Gather every line in the records below that contains the word "belles".
--- Start of Exercise inputs ---
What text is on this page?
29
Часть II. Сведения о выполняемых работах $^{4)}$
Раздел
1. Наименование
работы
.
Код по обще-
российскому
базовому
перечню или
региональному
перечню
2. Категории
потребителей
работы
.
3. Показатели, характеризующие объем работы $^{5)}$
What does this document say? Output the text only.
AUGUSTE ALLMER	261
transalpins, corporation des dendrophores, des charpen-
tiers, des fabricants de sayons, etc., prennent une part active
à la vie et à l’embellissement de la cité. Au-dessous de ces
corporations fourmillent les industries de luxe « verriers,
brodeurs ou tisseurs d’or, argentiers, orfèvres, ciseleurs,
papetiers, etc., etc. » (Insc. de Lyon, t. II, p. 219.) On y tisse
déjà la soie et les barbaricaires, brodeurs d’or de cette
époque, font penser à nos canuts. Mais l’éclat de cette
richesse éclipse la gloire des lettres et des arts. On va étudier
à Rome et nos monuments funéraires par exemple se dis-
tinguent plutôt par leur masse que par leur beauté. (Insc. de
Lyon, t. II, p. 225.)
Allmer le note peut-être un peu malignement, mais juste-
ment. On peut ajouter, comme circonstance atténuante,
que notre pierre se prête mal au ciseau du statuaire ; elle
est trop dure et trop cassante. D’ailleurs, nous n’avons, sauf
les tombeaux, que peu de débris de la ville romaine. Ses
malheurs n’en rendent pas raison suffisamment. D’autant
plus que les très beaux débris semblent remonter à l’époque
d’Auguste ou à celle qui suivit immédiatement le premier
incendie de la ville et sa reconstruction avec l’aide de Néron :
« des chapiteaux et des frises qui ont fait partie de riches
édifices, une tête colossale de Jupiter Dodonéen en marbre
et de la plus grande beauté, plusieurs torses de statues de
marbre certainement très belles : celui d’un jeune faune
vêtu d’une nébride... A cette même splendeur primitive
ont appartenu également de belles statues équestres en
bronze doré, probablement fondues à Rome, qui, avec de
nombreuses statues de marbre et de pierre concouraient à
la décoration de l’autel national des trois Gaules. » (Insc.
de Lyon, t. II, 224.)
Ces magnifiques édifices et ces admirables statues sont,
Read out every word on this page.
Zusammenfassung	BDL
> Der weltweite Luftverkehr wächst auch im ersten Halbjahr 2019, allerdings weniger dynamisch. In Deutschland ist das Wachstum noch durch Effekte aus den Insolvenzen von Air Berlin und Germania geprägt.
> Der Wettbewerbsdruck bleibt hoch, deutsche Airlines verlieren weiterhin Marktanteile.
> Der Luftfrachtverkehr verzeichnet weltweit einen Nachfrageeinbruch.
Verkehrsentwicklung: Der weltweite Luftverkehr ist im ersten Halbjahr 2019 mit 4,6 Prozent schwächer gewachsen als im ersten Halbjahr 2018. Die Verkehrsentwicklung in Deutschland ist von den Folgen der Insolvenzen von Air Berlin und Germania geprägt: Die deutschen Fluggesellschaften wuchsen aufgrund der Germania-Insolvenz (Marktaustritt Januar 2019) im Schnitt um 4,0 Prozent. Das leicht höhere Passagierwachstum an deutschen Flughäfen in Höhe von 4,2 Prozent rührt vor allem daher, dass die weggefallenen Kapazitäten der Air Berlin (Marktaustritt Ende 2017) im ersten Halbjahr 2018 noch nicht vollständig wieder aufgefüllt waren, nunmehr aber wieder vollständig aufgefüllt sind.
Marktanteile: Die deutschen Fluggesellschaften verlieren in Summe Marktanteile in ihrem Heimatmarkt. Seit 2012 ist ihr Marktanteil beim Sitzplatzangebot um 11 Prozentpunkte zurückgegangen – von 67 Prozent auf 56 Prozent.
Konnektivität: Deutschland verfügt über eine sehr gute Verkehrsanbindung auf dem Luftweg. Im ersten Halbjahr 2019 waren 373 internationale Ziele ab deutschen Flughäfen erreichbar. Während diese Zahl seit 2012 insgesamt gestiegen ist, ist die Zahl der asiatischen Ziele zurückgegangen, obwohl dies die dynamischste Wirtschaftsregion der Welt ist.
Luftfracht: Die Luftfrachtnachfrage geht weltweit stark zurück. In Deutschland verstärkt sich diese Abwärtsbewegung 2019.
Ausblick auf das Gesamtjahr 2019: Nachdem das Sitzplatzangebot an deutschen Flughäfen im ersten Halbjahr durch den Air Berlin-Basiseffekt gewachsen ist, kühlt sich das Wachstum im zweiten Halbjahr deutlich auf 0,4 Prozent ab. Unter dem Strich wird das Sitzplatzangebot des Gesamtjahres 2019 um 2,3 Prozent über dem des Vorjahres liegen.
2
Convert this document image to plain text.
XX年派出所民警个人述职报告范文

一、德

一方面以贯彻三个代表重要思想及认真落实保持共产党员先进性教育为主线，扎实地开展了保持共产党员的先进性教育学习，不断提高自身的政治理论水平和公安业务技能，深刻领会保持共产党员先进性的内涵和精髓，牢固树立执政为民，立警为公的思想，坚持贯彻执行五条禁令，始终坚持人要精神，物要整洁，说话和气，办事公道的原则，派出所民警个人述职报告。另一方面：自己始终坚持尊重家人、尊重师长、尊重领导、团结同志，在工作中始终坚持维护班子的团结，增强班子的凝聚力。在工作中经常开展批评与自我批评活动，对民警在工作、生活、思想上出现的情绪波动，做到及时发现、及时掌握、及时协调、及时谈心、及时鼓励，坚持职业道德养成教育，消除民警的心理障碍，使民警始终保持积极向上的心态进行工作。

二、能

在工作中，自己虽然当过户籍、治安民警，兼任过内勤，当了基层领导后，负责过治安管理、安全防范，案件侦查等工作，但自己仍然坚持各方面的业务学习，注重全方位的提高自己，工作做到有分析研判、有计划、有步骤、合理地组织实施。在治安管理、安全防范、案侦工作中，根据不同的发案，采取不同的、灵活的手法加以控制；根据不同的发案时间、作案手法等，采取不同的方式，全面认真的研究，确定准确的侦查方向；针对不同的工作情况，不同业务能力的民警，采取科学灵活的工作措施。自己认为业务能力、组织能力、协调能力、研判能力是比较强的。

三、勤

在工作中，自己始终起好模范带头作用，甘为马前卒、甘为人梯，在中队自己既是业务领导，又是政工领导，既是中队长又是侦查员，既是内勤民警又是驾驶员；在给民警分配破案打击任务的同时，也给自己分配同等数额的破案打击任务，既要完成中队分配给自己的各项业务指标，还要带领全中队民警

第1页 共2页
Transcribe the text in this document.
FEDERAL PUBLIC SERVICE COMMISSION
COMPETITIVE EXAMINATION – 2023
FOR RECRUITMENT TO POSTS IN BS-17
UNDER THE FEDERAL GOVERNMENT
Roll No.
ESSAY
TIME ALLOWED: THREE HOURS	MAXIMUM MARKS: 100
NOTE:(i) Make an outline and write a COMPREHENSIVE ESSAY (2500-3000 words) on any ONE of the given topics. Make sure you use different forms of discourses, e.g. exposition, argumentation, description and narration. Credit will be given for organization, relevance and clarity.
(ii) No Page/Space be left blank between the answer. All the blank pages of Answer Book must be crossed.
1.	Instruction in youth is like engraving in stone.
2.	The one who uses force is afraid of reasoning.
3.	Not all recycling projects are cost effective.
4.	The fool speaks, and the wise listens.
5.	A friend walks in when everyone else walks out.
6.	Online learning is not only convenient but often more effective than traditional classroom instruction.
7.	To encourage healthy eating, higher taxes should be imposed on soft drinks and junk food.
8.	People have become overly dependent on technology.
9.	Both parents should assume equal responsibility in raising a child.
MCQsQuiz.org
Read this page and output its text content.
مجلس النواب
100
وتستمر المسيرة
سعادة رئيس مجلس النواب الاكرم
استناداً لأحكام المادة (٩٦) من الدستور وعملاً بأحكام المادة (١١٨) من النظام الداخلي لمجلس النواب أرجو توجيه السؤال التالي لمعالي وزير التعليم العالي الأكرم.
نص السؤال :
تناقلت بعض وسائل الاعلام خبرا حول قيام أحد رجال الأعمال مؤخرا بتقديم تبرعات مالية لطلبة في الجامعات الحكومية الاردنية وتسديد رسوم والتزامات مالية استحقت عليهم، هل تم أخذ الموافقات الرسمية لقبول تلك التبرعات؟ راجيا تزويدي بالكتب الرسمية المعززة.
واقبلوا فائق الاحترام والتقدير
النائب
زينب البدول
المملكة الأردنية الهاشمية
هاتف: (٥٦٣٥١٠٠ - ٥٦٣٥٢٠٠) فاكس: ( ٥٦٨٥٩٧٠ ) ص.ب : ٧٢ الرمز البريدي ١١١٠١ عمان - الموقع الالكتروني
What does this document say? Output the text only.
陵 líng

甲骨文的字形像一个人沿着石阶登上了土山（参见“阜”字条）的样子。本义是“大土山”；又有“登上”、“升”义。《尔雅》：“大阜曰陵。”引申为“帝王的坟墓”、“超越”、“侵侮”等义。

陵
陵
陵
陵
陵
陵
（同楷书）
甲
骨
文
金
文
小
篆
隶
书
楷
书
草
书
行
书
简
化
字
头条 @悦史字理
--- End of Exercise inputs ---
Finished task:
marbre certainement très belles : celui d’un jeune faune
ont appartenu également de belles statues équestres en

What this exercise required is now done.